Pull out every line with the word "ylabel".

Supplied records
>>>
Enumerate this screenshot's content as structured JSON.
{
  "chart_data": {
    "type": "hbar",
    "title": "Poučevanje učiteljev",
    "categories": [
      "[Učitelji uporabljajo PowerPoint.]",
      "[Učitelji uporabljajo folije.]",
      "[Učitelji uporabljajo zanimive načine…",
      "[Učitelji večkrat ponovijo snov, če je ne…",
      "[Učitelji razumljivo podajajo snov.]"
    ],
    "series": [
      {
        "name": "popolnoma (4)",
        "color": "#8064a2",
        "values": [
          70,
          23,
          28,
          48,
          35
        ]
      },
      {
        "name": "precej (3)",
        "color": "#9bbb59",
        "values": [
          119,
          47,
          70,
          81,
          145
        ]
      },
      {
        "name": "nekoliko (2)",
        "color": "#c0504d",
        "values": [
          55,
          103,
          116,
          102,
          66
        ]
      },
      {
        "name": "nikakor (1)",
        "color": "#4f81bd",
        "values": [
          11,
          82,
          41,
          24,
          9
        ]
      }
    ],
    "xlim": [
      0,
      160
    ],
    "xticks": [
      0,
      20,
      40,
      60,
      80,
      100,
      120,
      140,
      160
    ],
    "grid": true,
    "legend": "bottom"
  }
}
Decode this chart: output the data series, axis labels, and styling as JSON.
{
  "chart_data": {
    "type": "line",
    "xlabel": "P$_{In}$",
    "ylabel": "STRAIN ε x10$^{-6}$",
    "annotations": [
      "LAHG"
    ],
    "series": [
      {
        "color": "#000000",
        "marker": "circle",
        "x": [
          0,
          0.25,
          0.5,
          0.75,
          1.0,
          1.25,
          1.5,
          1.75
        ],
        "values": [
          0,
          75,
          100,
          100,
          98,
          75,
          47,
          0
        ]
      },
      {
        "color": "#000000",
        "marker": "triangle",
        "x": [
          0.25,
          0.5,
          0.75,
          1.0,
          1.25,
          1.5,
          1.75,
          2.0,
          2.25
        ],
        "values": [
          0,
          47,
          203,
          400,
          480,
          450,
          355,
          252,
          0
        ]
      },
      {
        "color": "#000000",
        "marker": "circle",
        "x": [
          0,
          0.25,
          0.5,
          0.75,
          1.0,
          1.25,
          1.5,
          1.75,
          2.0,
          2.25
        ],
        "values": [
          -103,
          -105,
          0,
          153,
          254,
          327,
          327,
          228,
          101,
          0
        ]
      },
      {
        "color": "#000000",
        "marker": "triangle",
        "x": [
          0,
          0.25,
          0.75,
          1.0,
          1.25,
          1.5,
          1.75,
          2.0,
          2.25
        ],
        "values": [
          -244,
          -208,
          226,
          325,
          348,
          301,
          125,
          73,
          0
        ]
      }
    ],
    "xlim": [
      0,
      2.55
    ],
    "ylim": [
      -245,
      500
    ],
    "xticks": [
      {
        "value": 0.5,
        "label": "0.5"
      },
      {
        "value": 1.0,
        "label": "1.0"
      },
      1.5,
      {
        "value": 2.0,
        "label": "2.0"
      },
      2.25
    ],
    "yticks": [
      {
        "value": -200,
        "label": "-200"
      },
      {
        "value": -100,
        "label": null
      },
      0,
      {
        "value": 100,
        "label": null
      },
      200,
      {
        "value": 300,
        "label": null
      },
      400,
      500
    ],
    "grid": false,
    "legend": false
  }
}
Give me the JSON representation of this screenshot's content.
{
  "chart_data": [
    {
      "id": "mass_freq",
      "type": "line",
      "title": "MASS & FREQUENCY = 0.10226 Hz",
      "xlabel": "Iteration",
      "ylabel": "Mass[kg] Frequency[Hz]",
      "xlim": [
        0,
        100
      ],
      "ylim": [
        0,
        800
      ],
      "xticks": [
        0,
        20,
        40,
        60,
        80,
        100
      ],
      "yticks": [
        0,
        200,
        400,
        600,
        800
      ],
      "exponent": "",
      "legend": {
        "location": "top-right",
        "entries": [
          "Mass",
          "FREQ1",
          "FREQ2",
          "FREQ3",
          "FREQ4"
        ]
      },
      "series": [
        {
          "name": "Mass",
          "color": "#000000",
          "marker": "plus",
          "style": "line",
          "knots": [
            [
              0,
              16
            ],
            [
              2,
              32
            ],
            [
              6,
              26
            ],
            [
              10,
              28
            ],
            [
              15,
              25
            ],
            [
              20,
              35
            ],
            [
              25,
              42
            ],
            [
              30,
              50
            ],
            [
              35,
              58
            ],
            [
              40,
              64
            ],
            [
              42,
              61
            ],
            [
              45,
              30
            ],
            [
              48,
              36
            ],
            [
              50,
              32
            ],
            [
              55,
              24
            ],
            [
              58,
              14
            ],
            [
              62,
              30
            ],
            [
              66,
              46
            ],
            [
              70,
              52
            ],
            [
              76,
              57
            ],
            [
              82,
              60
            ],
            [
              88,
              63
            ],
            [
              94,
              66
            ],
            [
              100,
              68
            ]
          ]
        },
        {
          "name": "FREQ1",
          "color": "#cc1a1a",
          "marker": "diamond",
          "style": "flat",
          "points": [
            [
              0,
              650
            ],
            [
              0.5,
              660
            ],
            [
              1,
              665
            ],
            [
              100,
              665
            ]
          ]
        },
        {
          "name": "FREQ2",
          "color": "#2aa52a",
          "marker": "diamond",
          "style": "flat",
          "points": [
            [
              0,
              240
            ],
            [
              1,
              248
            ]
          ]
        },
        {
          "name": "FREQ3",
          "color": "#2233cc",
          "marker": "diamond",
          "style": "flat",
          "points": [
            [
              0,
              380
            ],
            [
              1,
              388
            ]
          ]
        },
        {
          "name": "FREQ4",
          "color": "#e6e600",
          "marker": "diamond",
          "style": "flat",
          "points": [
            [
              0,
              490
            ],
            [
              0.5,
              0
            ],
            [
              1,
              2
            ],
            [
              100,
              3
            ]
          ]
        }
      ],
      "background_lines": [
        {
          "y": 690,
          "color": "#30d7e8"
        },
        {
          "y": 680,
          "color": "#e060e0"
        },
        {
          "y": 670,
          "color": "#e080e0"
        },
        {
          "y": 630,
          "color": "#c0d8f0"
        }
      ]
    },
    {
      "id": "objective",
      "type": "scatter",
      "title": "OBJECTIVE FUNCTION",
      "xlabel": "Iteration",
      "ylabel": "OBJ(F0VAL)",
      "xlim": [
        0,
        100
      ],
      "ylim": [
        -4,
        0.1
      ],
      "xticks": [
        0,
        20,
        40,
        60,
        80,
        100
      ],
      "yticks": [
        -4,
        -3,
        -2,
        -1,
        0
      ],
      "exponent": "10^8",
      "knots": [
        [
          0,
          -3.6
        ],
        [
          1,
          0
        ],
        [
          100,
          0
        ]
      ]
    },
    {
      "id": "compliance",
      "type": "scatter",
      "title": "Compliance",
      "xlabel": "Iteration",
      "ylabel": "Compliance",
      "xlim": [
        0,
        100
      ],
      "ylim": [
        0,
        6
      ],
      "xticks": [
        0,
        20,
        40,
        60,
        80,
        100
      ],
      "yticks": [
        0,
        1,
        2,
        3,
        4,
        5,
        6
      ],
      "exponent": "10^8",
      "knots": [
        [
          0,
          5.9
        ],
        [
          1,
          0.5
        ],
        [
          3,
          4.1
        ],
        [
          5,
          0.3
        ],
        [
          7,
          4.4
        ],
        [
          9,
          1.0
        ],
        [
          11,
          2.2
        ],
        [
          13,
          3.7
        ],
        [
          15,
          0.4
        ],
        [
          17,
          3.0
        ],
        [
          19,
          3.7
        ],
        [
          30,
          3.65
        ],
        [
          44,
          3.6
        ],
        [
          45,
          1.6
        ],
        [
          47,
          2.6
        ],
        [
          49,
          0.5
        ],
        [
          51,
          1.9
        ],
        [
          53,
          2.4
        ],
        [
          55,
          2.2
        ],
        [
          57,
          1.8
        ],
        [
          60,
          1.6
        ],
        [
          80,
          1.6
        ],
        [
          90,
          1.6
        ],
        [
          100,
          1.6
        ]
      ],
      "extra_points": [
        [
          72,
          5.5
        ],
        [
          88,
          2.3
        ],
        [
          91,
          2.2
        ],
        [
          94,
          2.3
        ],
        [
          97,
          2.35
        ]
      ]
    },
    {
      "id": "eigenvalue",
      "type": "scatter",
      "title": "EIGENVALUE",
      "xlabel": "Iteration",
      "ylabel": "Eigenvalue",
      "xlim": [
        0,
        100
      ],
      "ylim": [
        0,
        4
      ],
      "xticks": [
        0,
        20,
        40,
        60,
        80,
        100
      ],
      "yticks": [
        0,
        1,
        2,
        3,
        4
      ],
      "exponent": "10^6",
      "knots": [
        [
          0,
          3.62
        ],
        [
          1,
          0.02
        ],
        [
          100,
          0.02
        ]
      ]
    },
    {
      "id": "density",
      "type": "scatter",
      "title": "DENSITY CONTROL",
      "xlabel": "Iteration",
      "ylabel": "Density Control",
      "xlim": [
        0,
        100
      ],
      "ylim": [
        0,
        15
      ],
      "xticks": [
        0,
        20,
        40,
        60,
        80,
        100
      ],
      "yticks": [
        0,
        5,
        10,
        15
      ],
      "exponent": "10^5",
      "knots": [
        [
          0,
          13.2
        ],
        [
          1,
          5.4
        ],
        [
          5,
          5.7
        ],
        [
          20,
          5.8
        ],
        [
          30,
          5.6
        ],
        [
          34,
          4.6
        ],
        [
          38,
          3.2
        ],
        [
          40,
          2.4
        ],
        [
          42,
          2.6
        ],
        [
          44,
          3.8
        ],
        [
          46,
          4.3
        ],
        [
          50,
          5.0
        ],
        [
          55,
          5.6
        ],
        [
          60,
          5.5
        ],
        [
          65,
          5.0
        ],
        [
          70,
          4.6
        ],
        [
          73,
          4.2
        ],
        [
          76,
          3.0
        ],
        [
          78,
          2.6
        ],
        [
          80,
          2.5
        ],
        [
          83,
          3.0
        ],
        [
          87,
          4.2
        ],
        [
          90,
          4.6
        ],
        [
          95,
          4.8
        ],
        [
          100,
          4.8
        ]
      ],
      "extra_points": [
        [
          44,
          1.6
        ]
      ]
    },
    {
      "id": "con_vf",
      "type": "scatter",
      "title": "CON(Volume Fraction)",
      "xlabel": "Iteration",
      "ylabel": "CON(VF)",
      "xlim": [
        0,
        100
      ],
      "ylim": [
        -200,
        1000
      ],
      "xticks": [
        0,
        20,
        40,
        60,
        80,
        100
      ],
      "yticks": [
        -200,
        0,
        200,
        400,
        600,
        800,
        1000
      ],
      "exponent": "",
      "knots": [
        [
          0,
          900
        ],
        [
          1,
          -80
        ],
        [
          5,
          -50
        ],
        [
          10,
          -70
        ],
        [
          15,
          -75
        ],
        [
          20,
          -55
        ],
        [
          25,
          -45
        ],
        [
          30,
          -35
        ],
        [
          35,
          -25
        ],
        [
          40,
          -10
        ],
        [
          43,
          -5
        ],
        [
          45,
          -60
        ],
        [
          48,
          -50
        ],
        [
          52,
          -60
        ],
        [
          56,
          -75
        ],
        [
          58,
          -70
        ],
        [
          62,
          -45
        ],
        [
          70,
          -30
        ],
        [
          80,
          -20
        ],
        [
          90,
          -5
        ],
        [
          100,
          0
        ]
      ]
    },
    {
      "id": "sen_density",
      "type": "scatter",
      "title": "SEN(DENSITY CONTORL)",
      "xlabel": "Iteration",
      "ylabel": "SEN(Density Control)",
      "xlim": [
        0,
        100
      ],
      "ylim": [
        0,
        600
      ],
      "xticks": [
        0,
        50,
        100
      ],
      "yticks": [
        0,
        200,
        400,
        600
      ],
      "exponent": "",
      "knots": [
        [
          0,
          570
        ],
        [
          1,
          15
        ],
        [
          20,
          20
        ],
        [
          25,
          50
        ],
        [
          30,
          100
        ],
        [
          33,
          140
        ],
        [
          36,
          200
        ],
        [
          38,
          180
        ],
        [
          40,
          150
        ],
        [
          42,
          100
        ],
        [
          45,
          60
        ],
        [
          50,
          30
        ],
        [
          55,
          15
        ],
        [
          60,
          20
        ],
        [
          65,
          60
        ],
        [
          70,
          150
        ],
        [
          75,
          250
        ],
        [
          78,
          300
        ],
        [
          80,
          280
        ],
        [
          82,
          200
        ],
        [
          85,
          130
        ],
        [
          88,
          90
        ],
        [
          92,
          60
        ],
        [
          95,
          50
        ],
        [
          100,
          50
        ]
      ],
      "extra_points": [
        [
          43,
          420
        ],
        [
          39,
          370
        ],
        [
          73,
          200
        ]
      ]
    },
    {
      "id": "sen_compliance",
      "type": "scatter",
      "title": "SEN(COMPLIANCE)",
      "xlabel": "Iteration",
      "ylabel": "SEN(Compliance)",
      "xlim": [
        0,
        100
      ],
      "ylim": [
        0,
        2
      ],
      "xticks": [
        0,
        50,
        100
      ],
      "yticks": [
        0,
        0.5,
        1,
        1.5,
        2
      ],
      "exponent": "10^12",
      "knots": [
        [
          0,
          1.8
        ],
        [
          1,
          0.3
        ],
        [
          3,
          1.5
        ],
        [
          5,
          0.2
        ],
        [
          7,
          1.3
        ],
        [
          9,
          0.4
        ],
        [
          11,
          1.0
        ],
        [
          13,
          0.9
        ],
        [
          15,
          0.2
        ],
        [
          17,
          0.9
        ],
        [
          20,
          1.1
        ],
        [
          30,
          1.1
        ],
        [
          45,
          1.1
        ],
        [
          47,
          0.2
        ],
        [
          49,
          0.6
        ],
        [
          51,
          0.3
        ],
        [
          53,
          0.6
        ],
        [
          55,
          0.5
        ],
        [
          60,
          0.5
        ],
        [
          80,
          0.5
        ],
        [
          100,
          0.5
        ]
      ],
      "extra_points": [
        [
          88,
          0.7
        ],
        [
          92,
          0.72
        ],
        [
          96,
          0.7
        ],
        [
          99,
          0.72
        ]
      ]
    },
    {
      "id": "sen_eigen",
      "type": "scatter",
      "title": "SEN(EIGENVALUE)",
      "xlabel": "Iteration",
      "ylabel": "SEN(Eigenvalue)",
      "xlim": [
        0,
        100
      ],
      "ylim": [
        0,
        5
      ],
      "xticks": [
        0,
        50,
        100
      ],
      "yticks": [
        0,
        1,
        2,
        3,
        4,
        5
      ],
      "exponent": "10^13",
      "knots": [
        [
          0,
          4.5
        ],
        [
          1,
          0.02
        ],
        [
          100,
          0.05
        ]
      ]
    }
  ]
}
<<<
Task solution
    "ylabel": "STRAIN ε x10$^{-6}$",
      "ylabel": "Mass[kg] Frequency[Hz]",
      "ylabel": "OBJ(F0VAL)",
      "ylabel": "Compliance",
      "ylabel": "Eigenvalue",
      "ylabel": "Density Control",
      "ylabel": "CON(VF)",
      "ylabel": "SEN(Density Control)",
      "ylabel": "SEN(Compliance)",
      "ylabel": "SEN(Eigenvalue)",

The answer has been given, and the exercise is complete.